(Stored data)
Begin
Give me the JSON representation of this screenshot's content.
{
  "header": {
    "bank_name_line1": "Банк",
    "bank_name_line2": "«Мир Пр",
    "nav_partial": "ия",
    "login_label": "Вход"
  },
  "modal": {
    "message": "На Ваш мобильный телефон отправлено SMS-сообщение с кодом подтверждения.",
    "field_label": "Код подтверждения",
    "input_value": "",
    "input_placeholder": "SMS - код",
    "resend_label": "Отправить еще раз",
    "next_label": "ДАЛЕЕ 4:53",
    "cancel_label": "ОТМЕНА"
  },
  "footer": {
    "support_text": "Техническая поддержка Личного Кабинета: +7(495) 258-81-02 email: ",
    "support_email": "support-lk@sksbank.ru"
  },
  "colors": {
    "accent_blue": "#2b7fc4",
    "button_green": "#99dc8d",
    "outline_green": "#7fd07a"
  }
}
End
§ REQUIREMENTS:
Write out all of the records once more, exactly.

§ SOLUTION TO THE EXERCISE:
Give me the JSON representation of this screenshot's content.
{
  "header": {
    "bank_name_line1": "Банк",
    "bank_name_line2": "«Мир Пр",
    "nav_partial": "ия",
    "login_label": "Вход"
  },
  "modal": {
    "message": "На Ваш мобильный телефон отправлено SMS-сообщение с кодом подтверждения.",
    "field_label": "Код подтверждения",
    "input_value": "",
    "input_placeholder": "SMS - код",
    "resend_label": "Отправить еще раз",
    "next_label": "ДАЛЕЕ 4:53",
    "cancel_label": "ОТМЕНА"
  },
  "footer": {
    "support_text": "Техническая поддержка Личного Кабинета: +7(495) 258-81-02 email: ",
    "support_email": "support-lk@sksbank.ru"
  },
  "colors": {
    "accent_blue": "#2b7fc4",
    "button_green": "#99dc8d",
    "outline_green": "#7fd07a"
  }
}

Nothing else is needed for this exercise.